» Problem details: Write out the data again in full, exactly as it reads.

» Records:
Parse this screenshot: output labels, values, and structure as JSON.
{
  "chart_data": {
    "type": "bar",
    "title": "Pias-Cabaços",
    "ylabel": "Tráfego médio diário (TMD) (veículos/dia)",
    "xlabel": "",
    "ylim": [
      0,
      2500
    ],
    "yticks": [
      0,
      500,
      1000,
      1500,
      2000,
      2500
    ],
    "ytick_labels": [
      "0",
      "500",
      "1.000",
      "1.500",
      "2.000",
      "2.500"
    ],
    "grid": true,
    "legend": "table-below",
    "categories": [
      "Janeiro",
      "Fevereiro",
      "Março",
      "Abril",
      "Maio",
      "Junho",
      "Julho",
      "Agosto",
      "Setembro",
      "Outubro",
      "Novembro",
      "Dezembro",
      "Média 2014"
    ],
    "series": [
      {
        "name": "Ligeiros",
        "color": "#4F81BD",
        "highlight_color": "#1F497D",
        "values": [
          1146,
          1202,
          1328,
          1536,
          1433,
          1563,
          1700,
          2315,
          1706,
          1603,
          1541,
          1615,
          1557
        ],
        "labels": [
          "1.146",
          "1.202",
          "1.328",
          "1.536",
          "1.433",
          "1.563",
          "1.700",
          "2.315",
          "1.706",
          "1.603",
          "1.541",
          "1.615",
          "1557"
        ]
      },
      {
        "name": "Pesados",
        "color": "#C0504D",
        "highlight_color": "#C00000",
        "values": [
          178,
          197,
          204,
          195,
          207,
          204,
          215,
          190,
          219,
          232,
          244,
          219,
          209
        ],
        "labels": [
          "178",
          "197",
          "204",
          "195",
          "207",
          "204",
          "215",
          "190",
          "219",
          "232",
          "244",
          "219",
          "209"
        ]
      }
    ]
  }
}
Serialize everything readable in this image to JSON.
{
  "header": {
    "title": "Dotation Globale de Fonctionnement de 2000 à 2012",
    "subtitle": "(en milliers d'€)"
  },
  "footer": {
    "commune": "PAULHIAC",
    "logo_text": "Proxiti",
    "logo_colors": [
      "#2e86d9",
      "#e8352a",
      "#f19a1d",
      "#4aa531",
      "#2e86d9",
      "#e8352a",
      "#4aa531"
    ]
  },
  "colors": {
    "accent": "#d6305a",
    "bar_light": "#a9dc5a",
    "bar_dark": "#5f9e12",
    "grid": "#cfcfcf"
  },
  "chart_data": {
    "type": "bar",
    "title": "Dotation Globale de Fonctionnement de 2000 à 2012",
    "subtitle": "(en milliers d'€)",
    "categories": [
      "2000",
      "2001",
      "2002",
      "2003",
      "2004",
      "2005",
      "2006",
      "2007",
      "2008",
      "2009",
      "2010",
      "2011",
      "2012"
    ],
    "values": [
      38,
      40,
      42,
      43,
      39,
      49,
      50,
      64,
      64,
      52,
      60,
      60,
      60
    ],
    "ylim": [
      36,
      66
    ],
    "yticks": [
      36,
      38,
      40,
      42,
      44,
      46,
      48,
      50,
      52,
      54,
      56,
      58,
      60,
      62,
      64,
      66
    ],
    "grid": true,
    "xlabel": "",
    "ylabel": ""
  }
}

» Result for this exercise:
Parse this screenshot: output labels, values, and structure as JSON.
{
  "chart_data": {
    "type": "bar",
    "title": "Pias-Cabaços",
    "ylabel": "Tráfego médio diário (TMD) (veículos/dia)",
    "xlabel": "",
    "ylim": [
      0,
      2500
    ],
    "yticks": [
      0,
      500,
      1000,
      1500,
      2000,
      2500
    ],
    "ytick_labels": [
      "0",
      "500",
      "1.000",
      "1.500",
      "2.000",
      "2.500"
    ],
    "grid": true,
    "legend": "table-below",
    "categories": [
      "Janeiro",
      "Fevereiro",
      "Março",
      "Abril",
      "Maio",
      "Junho",
      "Julho",
      "Agosto",
      "Setembro",
      "Outubro",
      "Novembro",
      "Dezembro",
      "Média 2014"
    ],
    "series": [
      {
        "name": "Ligeiros",
        "color": "#4F81BD",
        "highlight_color": "#1F497D",
        "values": [
          1146,
          1202,
          1328,
          1536,
          1433,
          1563,
          1700,
          2315,
          1706,
          1603,
          1541,
          1615,
          1557
        ],
        "labels": [
          "1.146",
          "1.202",
          "1.328",
          "1.536",
          "1.433",
          "1.563",
          "1.700",
          "2.315",
          "1.706",
          "1.603",
          "1.541",
          "1.615",
          "1557"
        ]
      },
      {
        "name": "Pesados",
        "color": "#C0504D",
        "highlight_color": "#C00000",
        "values": [
          178,
          197,
          204,
          195,
          207,
          204,
          215,
          190,
          219,
          232,
          244,
          219,
          209
        ],
        "labels": [
          "178",
          "197",
          "204",
          "195",
          "207",
          "204",
          "215",
          "190",
          "219",
          "232",
          "244",
          "219",
          "209"
        ]
      }
    ]
  }
}
Serialize everything readable in this image to JSON.
{
  "header": {
    "title": "Dotation Globale de Fonctionnement de 2000 à 2012",
    "subtitle": "(en milliers d'€)"
  },
  "footer": {
    "commune": "PAULHIAC",
    "logo_text": "Proxiti",
    "logo_colors": [
      "#2e86d9",
      "#e8352a",
      "#f19a1d",
      "#4aa531",
      "#2e86d9",
      "#e8352a",
      "#4aa531"
    ]
  },
  "colors": {
    "accent": "#d6305a",
    "bar_light": "#a9dc5a",
    "bar_dark": "#5f9e12",
    "grid": "#cfcfcf"
  },
  "chart_data": {
    "type": "bar",
    "title": "Dotation Globale de Fonctionnement de 2000 à 2012",
    "subtitle": "(en milliers d'€)",
    "categories": [
      "2000",
      "2001",
      "2002",
      "2003",
      "2004",
      "2005",
      "2006",
      "2007",
      "2008",
      "2009",
      "2010",
      "2011",
      "2012"
    ],
    "values": [
      38,
      40,
      42,
      43,
      39,
      49,
      50,
      64,
      64,
      52,
      60,
      60,
      60
    ],
    "ylim": [
      36,
      66
    ],
    "yticks": [
      36,
      38,
      40,
      42,
      44,
      46,
      48,
      50,
      52,
      54,
      56,
      58,
      60,
      62,
      64,
      66
    ],
    "grid": true,
    "xlabel": "",
    "ylabel": ""
  }
}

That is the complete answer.